Short task ::
Of the lines listed below, how many contain the string "André"? Answer with the number alone.

Data shown ::
*-*-*

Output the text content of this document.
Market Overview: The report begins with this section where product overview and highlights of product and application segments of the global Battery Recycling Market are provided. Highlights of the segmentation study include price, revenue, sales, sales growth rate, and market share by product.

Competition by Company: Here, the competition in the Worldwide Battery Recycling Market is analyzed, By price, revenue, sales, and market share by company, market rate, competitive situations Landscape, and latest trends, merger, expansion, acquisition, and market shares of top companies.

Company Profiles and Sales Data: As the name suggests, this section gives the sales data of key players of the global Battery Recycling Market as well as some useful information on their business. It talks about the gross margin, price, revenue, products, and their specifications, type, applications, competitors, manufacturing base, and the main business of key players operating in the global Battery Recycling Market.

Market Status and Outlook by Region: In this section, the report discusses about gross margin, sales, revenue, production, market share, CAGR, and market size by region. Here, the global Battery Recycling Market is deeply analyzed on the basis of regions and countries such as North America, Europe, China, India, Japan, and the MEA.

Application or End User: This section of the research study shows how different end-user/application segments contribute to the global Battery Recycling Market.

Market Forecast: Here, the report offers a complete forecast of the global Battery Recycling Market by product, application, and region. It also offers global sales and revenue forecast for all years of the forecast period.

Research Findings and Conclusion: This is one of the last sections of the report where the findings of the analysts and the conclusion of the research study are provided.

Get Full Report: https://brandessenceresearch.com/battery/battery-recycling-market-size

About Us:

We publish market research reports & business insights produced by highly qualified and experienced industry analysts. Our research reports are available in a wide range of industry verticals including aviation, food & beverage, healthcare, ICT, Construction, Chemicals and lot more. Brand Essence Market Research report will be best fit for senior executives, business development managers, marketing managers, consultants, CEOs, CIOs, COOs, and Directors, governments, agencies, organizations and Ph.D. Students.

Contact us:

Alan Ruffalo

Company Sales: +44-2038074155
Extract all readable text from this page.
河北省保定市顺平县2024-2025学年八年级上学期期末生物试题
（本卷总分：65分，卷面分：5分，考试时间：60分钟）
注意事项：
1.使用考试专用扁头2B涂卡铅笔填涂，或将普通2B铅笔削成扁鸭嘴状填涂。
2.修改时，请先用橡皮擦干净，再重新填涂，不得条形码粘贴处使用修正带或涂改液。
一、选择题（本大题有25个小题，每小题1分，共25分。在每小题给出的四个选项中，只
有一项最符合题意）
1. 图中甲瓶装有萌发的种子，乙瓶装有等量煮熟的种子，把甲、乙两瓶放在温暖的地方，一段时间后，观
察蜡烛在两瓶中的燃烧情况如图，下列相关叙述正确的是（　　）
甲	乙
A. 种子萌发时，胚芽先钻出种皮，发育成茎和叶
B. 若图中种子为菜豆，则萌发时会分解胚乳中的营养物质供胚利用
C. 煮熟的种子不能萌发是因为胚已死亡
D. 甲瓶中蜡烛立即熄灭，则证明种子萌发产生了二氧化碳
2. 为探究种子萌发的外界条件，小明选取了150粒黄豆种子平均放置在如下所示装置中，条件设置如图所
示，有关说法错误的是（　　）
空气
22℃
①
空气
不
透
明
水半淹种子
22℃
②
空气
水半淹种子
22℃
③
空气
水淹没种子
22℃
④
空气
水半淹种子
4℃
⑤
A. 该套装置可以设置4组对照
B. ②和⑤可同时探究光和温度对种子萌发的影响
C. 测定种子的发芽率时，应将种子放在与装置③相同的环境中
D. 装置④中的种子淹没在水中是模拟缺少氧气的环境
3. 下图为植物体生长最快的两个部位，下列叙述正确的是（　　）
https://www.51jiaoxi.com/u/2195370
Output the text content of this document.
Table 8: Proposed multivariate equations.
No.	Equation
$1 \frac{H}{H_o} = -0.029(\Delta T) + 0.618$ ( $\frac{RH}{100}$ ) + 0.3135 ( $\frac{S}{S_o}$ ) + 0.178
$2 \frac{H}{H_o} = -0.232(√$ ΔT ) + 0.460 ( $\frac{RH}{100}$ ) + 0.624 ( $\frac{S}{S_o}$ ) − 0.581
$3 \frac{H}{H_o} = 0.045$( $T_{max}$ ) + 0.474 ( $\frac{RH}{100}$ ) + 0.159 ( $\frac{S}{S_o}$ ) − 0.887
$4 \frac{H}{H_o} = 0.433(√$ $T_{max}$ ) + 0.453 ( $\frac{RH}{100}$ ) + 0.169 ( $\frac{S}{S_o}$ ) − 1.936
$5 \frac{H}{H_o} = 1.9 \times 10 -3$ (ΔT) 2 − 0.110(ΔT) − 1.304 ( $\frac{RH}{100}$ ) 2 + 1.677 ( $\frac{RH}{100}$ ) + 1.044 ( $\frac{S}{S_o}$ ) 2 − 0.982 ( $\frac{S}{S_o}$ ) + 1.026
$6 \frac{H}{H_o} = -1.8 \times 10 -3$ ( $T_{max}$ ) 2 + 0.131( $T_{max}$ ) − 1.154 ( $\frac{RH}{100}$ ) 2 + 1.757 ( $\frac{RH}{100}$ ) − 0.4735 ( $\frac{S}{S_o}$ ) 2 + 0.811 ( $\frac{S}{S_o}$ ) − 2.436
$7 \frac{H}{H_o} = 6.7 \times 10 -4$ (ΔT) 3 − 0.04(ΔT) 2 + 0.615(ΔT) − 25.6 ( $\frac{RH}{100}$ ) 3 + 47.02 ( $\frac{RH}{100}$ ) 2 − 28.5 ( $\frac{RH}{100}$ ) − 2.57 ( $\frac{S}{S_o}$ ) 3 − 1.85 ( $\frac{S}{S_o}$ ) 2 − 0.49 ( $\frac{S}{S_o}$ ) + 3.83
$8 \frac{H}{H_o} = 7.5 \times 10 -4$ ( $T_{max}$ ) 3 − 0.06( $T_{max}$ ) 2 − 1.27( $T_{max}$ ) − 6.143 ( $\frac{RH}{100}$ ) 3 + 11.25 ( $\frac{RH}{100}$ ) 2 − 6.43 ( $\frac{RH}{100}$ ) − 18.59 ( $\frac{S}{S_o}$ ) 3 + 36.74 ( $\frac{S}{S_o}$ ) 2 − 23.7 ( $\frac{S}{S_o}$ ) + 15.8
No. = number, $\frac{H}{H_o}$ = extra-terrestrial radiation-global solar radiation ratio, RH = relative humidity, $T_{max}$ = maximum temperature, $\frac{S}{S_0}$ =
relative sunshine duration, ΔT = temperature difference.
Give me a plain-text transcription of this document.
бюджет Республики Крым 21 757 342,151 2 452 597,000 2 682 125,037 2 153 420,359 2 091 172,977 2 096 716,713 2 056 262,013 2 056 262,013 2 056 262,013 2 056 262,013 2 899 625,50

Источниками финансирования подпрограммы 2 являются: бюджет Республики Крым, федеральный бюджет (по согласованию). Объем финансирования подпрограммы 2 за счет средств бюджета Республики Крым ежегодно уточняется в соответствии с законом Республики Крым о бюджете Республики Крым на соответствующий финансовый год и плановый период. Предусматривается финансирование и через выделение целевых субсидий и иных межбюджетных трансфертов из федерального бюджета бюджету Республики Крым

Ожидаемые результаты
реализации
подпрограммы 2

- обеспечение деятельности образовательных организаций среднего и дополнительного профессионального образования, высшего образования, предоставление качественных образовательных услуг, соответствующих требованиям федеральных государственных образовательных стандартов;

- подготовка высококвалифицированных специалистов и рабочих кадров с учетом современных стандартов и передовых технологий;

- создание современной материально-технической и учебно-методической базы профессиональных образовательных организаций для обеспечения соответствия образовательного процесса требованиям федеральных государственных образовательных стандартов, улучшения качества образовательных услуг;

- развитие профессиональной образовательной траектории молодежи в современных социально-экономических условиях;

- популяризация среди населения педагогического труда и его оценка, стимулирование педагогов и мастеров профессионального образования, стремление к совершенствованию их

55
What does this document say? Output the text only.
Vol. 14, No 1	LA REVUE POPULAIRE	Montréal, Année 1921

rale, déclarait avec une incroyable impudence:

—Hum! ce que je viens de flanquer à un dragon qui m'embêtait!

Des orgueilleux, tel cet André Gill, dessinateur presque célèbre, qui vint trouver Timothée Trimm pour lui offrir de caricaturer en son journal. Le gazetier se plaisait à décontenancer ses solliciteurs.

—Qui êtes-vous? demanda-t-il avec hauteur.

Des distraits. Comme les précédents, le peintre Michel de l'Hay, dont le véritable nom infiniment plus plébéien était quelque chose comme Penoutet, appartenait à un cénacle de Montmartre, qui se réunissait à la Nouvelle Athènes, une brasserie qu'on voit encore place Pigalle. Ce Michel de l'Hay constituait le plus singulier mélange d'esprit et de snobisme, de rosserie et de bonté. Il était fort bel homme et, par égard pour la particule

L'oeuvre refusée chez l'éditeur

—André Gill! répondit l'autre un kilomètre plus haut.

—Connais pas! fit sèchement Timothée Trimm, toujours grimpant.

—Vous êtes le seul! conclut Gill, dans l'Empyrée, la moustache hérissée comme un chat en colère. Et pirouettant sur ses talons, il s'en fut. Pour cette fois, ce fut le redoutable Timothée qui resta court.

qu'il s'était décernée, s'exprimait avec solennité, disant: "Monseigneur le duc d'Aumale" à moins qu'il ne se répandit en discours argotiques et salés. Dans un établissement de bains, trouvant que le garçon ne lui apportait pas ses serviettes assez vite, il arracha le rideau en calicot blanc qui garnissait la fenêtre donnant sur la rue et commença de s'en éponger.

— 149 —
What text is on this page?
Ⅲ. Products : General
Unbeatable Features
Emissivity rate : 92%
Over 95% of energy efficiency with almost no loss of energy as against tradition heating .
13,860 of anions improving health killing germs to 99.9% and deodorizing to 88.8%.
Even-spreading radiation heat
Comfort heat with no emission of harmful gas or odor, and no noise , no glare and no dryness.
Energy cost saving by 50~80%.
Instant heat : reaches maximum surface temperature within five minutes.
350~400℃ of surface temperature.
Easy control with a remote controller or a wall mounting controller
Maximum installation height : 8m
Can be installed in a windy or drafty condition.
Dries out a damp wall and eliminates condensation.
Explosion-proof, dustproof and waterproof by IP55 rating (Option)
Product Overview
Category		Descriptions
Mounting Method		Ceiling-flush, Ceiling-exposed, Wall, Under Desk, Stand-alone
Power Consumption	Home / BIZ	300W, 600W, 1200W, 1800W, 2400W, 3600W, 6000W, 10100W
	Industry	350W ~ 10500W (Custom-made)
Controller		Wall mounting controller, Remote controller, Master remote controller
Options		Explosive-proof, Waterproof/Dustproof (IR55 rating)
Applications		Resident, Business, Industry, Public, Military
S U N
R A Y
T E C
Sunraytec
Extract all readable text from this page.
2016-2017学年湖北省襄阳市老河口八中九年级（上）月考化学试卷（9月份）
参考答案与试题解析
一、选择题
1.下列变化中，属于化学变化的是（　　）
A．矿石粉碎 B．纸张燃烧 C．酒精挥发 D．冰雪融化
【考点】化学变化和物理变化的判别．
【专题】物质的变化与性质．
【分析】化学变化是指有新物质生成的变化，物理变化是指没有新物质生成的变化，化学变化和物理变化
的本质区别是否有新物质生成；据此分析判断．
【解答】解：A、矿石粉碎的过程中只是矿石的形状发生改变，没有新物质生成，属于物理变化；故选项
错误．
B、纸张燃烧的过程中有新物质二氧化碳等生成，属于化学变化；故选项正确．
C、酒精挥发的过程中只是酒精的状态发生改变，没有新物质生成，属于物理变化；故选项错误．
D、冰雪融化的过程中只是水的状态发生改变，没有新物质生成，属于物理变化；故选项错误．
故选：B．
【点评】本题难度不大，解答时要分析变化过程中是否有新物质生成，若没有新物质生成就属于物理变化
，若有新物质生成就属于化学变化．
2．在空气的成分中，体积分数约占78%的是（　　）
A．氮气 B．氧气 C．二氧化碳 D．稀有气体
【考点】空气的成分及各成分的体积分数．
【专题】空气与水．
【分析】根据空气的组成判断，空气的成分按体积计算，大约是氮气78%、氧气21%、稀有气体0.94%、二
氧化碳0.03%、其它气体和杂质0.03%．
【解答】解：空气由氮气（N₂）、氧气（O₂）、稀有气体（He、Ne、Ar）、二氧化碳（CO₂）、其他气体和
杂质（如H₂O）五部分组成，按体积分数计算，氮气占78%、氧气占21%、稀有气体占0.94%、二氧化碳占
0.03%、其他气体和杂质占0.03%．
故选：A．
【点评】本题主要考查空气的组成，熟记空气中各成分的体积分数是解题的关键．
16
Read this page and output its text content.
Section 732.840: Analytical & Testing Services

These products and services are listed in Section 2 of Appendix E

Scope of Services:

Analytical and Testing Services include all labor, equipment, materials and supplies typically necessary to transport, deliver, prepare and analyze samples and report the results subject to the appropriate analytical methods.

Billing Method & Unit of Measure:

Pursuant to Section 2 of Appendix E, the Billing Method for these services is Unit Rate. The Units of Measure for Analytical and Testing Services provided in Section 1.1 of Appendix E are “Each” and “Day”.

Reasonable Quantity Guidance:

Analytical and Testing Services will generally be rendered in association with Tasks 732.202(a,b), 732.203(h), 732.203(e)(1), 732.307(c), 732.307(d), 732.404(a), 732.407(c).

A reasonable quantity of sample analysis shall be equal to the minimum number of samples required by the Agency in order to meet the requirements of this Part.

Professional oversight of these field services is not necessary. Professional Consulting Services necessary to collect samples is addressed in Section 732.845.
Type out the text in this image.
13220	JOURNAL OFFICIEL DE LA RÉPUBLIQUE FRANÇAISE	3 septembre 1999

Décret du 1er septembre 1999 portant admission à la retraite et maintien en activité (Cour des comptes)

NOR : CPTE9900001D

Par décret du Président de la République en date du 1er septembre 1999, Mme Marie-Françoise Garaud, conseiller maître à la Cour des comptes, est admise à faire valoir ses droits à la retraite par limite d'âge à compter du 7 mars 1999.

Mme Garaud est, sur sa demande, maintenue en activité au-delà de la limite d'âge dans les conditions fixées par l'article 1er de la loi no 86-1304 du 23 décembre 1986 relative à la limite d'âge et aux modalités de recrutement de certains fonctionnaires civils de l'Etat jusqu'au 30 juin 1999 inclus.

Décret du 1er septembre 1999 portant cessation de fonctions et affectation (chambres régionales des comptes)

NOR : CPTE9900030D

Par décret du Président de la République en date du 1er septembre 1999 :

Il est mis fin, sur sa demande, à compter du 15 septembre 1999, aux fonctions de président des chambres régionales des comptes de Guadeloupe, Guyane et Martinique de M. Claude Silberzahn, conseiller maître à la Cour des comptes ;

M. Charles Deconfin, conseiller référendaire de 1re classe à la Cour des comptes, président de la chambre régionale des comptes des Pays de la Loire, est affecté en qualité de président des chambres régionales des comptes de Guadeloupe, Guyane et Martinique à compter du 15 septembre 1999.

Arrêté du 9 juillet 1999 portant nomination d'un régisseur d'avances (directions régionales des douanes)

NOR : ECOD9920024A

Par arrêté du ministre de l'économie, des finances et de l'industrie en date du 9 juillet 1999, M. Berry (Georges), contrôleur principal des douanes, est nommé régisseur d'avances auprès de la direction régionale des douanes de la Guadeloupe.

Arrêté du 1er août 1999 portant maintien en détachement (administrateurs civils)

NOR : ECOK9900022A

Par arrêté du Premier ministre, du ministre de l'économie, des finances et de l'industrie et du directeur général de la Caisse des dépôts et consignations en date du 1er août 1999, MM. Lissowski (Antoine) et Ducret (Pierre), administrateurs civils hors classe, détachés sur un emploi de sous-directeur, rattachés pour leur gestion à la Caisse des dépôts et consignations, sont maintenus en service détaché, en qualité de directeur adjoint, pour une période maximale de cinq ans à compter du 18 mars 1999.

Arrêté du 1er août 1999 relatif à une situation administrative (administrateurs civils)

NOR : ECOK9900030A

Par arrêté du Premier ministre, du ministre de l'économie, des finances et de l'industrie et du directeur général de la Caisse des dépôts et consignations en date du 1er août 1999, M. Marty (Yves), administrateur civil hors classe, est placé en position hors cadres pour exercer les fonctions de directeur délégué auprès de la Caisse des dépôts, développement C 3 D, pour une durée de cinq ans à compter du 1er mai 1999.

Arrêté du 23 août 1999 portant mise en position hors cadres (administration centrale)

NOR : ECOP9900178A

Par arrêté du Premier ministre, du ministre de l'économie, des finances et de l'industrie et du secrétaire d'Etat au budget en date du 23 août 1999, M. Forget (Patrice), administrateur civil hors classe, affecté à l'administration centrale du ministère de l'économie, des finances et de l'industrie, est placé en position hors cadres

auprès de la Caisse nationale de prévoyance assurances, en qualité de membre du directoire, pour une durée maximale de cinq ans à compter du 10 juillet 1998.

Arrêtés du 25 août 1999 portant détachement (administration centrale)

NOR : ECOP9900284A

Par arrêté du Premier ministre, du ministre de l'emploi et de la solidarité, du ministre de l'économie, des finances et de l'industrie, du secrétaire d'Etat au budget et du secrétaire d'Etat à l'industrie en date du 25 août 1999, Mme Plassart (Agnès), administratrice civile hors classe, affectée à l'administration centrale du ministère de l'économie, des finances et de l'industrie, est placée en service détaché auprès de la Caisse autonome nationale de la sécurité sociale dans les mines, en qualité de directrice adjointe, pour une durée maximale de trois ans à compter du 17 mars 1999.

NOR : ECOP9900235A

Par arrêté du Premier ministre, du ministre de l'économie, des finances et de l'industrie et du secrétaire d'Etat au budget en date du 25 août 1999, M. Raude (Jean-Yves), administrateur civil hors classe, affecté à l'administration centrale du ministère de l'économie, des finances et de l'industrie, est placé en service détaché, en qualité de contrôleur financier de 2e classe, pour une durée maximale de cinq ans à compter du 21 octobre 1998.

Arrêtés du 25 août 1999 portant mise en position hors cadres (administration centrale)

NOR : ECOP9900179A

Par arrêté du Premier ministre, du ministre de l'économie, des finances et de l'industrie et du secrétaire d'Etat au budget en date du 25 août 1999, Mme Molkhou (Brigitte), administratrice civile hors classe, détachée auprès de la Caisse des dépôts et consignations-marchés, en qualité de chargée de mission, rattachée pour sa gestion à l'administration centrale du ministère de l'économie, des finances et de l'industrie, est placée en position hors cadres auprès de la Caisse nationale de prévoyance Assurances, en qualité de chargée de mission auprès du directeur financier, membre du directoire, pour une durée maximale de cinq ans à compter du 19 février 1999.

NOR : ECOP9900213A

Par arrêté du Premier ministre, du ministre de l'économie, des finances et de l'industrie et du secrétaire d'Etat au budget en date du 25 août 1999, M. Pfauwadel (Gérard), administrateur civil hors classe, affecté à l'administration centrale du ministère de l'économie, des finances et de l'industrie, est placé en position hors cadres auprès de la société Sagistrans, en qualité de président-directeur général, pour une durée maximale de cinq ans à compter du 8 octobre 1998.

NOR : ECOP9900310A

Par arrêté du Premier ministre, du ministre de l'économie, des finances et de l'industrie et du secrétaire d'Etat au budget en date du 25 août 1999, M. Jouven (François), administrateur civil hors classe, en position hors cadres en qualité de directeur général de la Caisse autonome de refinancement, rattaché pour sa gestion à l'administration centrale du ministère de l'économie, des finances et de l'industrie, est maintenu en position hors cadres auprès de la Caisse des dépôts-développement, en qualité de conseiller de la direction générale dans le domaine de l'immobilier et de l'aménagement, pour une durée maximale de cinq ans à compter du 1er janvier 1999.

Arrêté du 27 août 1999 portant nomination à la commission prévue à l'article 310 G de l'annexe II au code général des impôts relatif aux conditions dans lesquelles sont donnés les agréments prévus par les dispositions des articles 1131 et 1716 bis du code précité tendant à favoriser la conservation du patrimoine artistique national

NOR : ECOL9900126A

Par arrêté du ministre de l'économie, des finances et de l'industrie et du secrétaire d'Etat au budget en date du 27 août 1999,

*-*-*

Exercise result ::
2